Data entries -
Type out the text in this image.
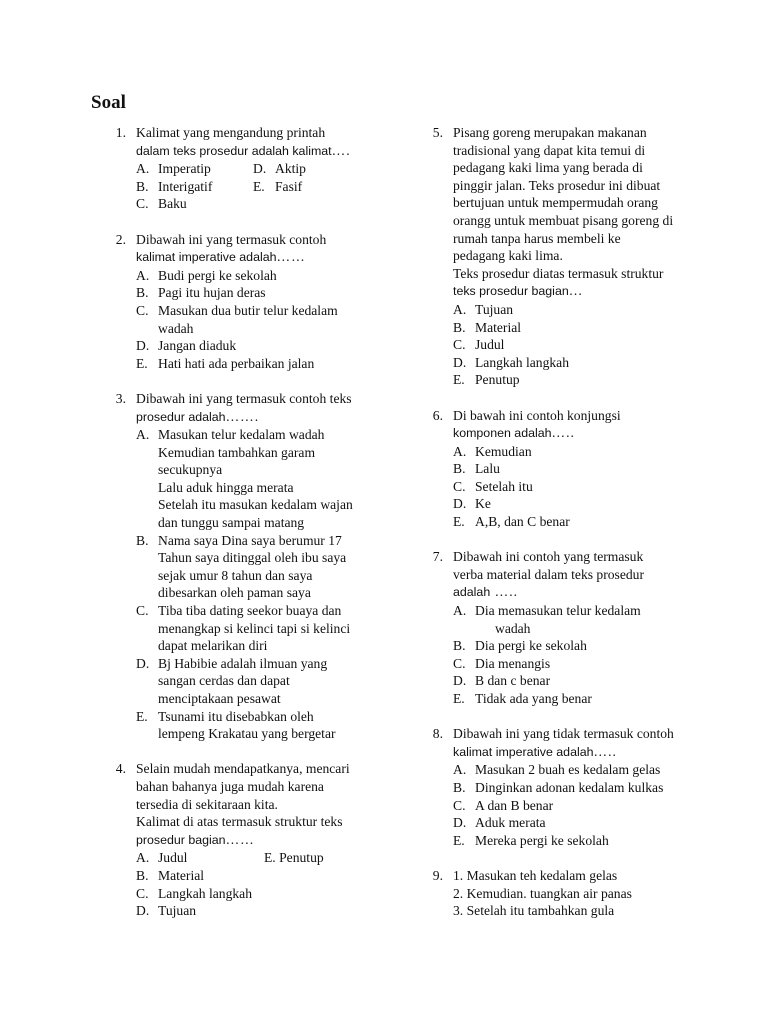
Soal
1. Kalimat yang mengandung printah
dalam teks prosedur adalah kalimat….
A. Imperatip	D. Aktip
B. Interigatif	E. Fasif
C. Baku
2. Dibawah ini yang termasuk contoh
kalimat imperative adalah……
A. Budi pergi ke sekolah
B. Pagi itu hujan deras
C. Masukan dua butir telur kedalam
wadah
D. Jangan diaduk
E. Hati hati ada perbaikan jalan
3. Dibawah ini yang termasuk contoh teks
prosedur adalah…….
A. Masukan telur kedalam wadah
Kemudian tambahkan garam
secukupnya
Lalu aduk hingga merata
Setelah itu masukan kedalam wajan
dan tunggu sampai matang
B. Nama saya Dina saya berumur 17
Tahun saya ditinggal oleh ibu saya
sejak umur 8 tahun dan saya
dibesarkan oleh paman saya
C. Tiba tiba dating seekor buaya dan
menangkap si kelinci tapi si kelinci
dapat melarikan diri
D. Bj Habibie adalah ilmuan yang
sangan cerdas dan dapat
menciptakaan pesawat
E. Tsunami itu disebabkan oleh
lempeng Krakatau yang bergetar
4. Selain mudah mendapatkanya, mencari
bahan bahanya juga mudah karena
tersedia di sekitaraan kita.
Kalimat di atas termasuk struktur teks
prosedur bagian……
A. Judul	E. Penutup
B. Material
C. Langkah langkah
D. Tujuan
5. Pisang goreng merupakan makanan
tradisional yang dapat kita temui di
pedagang kaki lima yang berada di
pinggir jalan. Teks prosedur ini dibuat
bertujuan untuk mempermudah orang
orangg untuk membuat pisang goreng di
rumah tanpa harus membeli ke
pedagang kaki lima.
Teks prosedur diatas termasuk struktur
teks prosedur bagian…
A. Tujuan
B. Material
C. Judul
D. Langkah langkah
E. Penutup
6. Di bawah ini contoh konjungsi
komponen adalah…..
A. Kemudian
B. Lalu
C. Setelah itu
D. Ke
E. A,B, dan C benar
7. Dibawah ini contoh yang termasuk
verba material dalam teks prosedur
adalah …..
A. Dia memasukan telur kedalam
wadah
B. Dia pergi ke sekolah
C. Dia menangis
D. B dan c benar
E. Tidak ada yang benar
8. Dibawah ini yang tidak termasuk contoh
kalimat imperative adalah…..
A. Masukan 2 buah es kedalam gelas
B. Dinginkan adonan kedalam kulkas
C. A dan B benar
D. Aduk merata
E. Mereka pergi ke sekolah
9. 1. Masukan teh kedalam gelas
2. Kemudian. tuangkan air panas
3. Setelah itu tambahkan gula
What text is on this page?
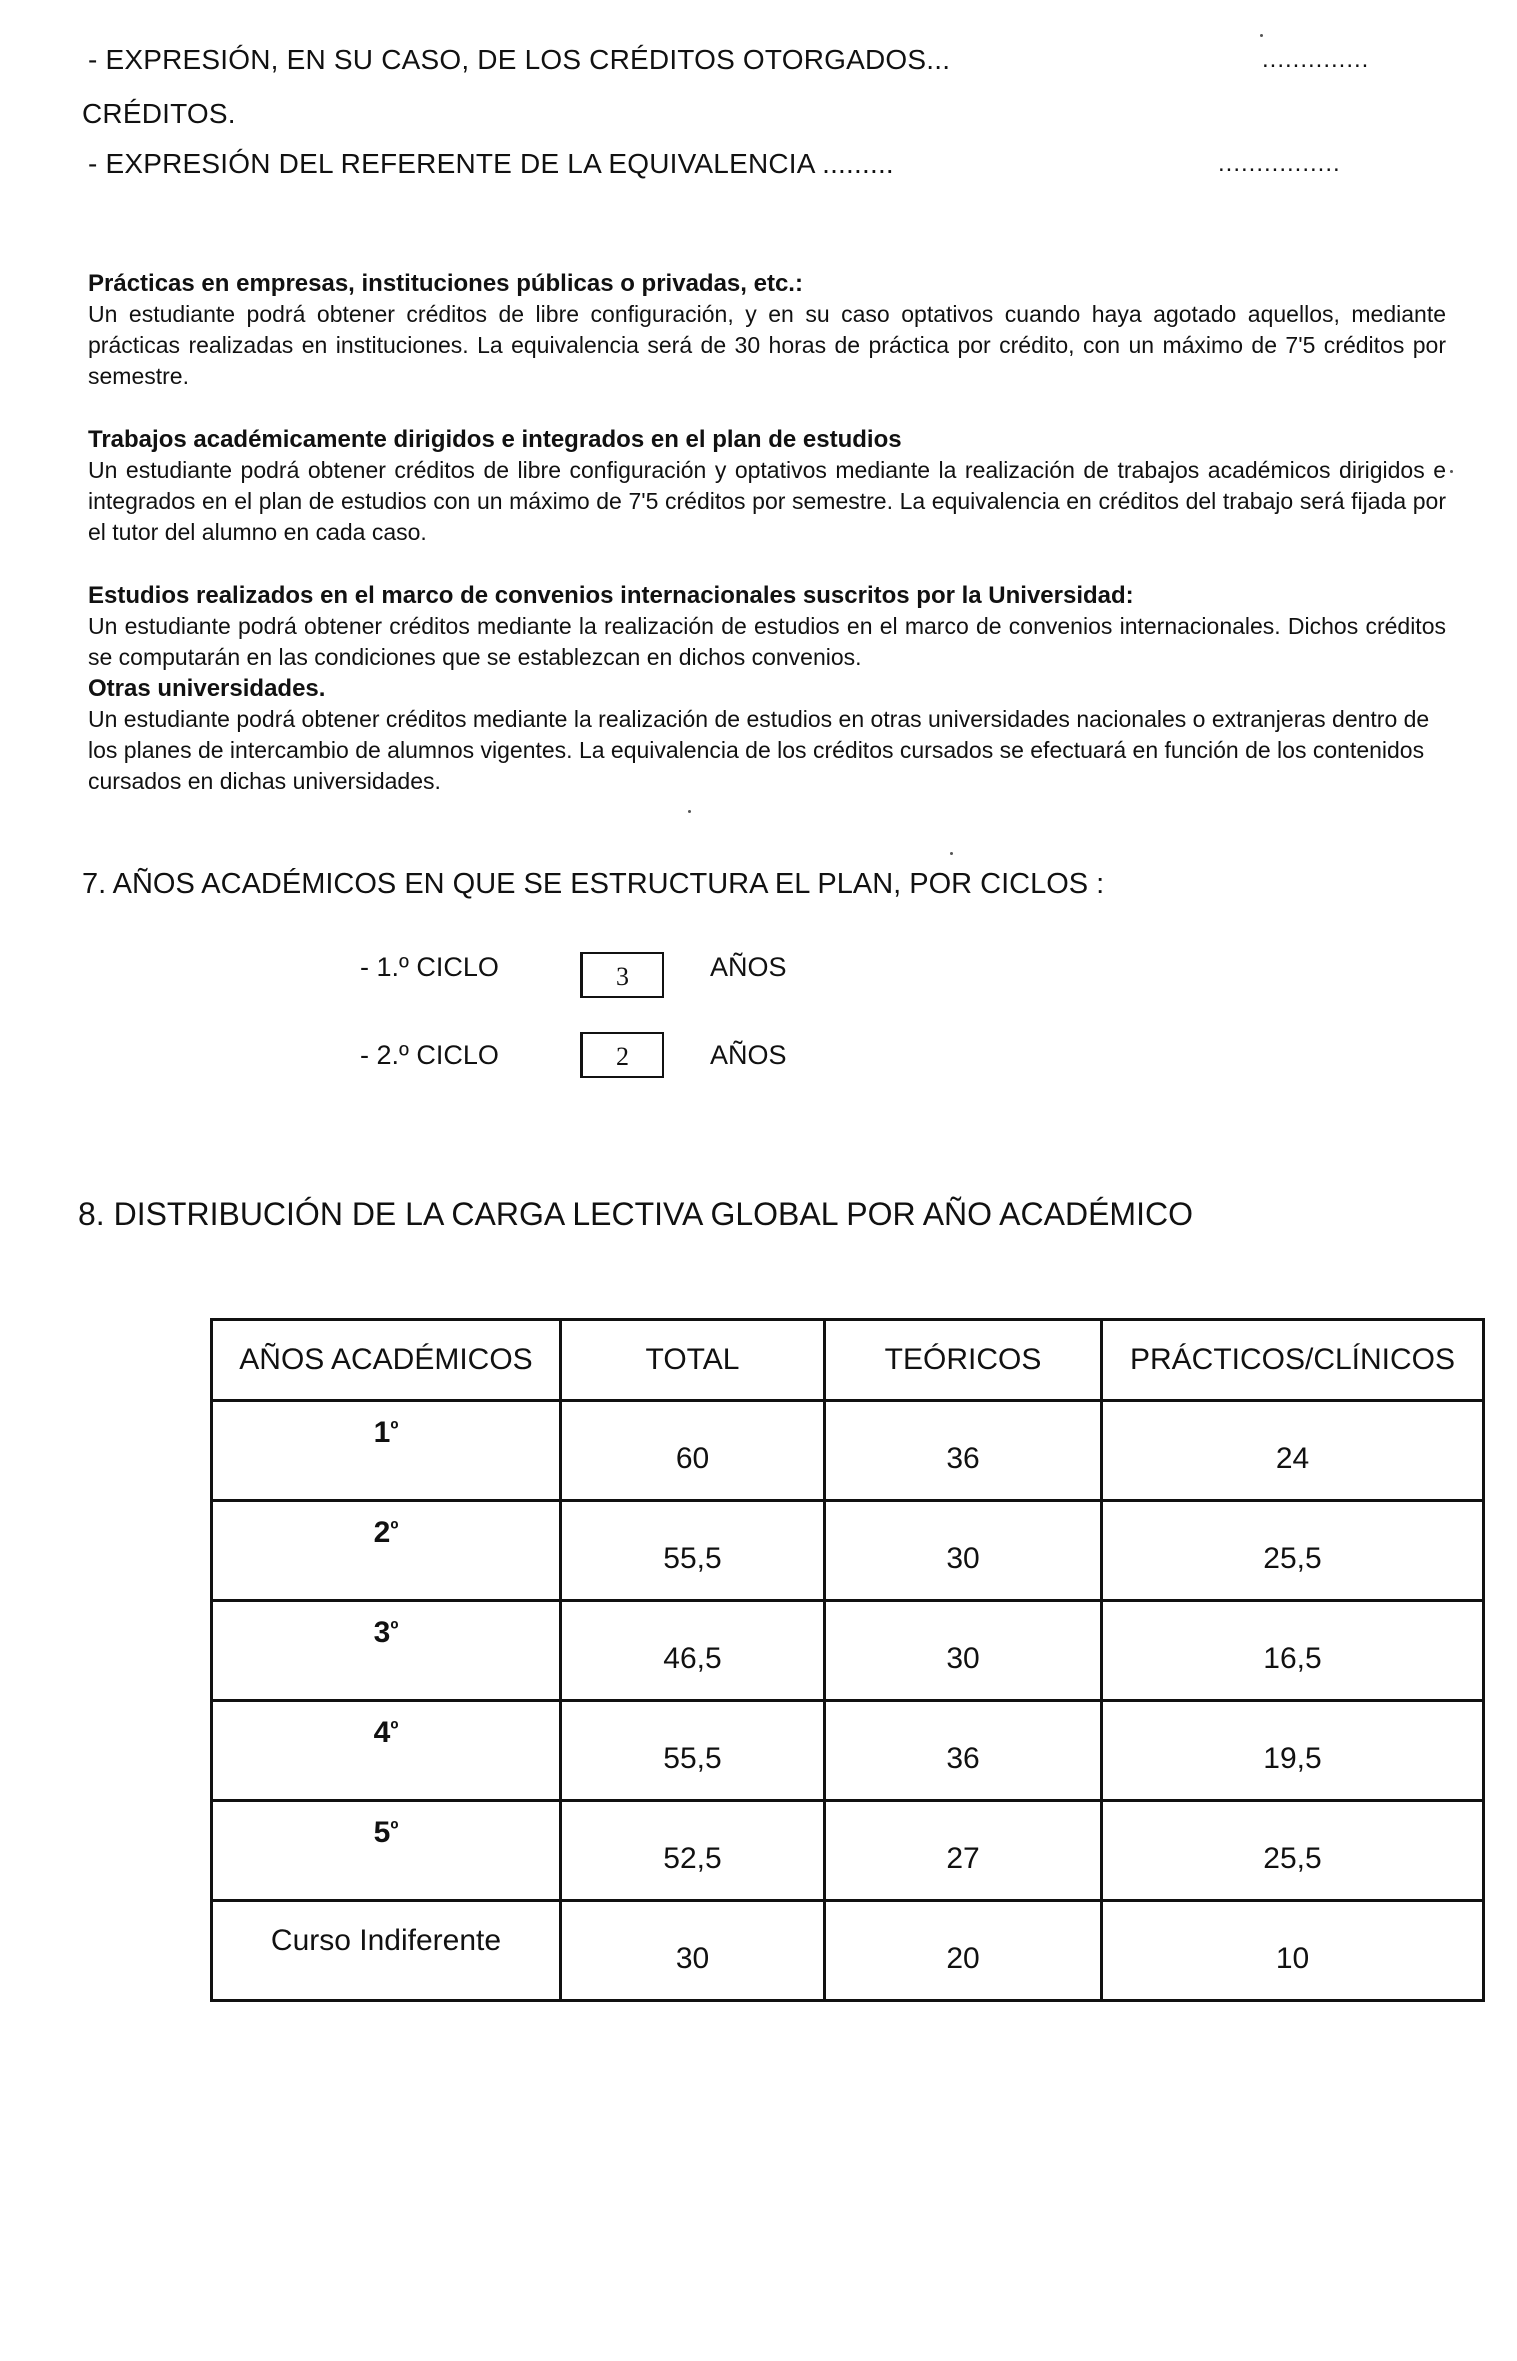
- EXPRESIÓN, EN SU CASO, DE LOS CRÉDITOS OTORGADOS...	..............
CRÉDITOS.
- EXPRESIÓN DEL REFERENTE DE LA EQUIVALENCIA .........	................

Prácticas en empresas, instituciones públicas o privadas, etc.:

Un estudiante podrá obtener créditos de libre configuración, y en su caso optativos cuando haya agotado aquellos, mediante prácticas realizadas en instituciones. La equivalencia será de 30 horas de práctica por crédito, con un máximo de 7'5 créditos por semestre.

Trabajos académicamente dirigidos e integrados en el plan de estudios

Un estudiante podrá obtener créditos de libre configuración y optativos mediante la realización de trabajos académicos dirigidos e integrados en el plan de estudios con un máximo de 7'5 créditos por semestre. La equivalencia en créditos del trabajo será fijada por el tutor del alumno en cada caso.

Estudios realizados en el marco de convenios internacionales suscritos por la Universidad:

Un estudiante podrá obtener créditos mediante la realización de estudios en el marco de convenios internacionales. Dichos créditos se computarán en las condiciones que se establezcan en dichos convenios.

Otras universidades.

Un estudiante podrá obtener créditos mediante la realización de estudios en otras universidades nacionales o extranjeras dentro de los planes de intercambio de alumnos vigentes. La equivalencia de los créditos cursados se efectuará en función de los contenidos cursados en dichas universidades.

7. AÑOS ACADÉMICOS EN QUE SE ESTRUCTURA EL PLAN, POR CICLOS :
- 1.º CICLO	3	AÑOS
- 2.º CICLO	2	AÑOS
8. DISTRIBUCIÓN DE LA CARGA LECTIVA GLOBAL POR AÑO ACADÉMICO
AÑOS ACADÉMICOS	TOTAL	TEÓRICOS	PRÁCTICOS/CLÍNICOS
$1^º$	60	36	24
$2^º$	55,5	30	25,5
$3^º$	46,5	30	16,5
$4^º$	55,5	36	19,5
$5^º$	52,5	27	25,5
Curso Indiferente	30	20	10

Stated goal - Find each line holding the string "text" and copy it out.

Written solution -
Type out the text in this image.
What text is on this page?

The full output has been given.